• [SUPPLIED DATA]:
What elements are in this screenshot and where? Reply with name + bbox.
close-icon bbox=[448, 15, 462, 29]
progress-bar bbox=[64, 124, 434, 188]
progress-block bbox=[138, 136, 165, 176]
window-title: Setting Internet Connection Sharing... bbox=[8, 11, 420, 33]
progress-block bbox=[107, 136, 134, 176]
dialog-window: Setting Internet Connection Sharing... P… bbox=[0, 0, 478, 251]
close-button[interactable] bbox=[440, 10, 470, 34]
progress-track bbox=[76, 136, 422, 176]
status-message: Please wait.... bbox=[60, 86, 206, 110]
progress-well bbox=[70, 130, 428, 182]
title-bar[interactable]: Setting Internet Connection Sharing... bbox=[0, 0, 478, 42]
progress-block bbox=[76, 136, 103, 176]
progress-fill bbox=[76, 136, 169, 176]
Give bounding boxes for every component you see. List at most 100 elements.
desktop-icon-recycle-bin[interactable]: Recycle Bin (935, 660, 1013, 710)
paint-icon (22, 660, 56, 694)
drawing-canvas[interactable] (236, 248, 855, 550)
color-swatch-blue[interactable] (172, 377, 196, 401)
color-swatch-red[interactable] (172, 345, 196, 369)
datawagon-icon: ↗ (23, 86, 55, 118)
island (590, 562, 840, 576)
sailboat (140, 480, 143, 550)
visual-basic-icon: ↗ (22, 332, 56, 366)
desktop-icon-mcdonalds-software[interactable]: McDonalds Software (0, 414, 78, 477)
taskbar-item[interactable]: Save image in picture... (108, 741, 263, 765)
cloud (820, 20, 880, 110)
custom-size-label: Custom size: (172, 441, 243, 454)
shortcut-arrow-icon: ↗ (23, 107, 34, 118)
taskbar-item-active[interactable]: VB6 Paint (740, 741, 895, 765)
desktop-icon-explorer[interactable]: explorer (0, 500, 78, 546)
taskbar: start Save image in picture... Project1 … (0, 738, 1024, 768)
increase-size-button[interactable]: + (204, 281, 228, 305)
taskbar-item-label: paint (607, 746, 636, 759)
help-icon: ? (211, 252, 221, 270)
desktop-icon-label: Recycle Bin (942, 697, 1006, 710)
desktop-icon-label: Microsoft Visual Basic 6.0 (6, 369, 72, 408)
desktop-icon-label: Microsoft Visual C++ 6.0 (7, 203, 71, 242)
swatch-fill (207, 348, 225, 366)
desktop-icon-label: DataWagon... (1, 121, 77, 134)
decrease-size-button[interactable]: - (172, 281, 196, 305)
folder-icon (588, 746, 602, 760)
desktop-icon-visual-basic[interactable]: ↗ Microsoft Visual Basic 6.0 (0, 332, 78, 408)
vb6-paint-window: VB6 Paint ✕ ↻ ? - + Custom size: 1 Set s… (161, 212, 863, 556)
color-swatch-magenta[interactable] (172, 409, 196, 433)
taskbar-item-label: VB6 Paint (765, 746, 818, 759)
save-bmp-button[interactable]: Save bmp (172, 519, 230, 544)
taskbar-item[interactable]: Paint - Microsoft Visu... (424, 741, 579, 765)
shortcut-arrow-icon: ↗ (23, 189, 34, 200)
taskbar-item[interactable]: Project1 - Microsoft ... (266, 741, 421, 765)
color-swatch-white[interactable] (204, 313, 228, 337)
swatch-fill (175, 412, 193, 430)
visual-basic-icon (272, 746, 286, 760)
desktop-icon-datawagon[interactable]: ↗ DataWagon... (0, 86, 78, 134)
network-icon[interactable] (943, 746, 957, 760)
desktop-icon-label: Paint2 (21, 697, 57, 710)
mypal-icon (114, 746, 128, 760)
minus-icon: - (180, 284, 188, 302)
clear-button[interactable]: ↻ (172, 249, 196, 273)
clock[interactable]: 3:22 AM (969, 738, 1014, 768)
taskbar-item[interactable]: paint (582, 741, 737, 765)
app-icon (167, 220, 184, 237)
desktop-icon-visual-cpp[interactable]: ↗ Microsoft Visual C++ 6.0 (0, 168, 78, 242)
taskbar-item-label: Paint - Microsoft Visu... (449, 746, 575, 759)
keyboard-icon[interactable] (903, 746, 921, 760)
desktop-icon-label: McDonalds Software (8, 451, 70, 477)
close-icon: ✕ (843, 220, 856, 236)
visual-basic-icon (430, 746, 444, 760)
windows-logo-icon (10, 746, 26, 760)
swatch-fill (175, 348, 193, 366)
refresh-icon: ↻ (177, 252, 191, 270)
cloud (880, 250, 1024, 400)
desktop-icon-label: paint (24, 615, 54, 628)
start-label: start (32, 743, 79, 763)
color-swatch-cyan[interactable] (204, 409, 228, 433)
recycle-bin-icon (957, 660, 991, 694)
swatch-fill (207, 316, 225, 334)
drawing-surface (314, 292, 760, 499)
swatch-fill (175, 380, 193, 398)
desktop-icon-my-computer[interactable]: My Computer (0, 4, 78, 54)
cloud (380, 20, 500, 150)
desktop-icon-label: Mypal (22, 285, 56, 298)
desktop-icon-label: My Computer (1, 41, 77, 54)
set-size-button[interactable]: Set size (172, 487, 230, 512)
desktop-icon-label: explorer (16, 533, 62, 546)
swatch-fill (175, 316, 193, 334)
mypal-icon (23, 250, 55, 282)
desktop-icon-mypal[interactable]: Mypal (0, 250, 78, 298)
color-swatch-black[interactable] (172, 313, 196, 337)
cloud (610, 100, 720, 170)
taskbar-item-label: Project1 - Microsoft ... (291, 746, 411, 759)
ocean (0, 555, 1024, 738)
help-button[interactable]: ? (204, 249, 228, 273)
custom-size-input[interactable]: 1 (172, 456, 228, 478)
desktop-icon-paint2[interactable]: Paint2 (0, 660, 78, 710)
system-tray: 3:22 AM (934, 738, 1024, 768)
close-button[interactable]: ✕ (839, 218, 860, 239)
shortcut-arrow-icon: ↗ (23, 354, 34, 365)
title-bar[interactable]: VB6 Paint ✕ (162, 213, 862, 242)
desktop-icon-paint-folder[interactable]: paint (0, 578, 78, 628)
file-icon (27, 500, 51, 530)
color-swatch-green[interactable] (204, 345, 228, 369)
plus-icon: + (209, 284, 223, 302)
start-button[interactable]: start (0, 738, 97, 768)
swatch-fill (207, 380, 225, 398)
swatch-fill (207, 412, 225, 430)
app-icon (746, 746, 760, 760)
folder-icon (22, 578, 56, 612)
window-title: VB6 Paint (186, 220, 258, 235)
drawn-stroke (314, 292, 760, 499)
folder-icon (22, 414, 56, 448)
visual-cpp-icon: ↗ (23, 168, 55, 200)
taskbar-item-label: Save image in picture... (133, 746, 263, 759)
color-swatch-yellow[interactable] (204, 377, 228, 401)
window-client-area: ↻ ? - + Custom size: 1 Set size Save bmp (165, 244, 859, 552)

• [WHAT TO WORK ON]: Express everything from the start of the items through the line containing "progress-well bbox=[70, 130, 428, 182]" as a JSON list of strings, with one string per line and blank lines omitted.

• [WRITTEN ANSWER]:
[
  "What elements are in this screenshot and where? Reply with name + bbox.",
  "close-icon bbox=[448, 15, 462, 29]",
  "progress-bar bbox=[64, 124, 434, 188]",
  "progress-block bbox=[138, 136, 165, 176]",
  "window-title: Setting Internet Connection Sharing... bbox=[8, 11, 420, 33]",
  "progress-block bbox=[107, 136, 134, 176]",
  "dialog-window: Setting Internet Connection Sharing... P… bbox=[0, 0, 478, 251]",
  "close-button[interactable] bbox=[440, 10, 470, 34]",
  "progress-track bbox=[76, 136, 422, 176]",
  "status-message: Please wait.... bbox=[60, 86, 206, 110]",
  "progress-well bbox=[70, 130, 428, 182]"
]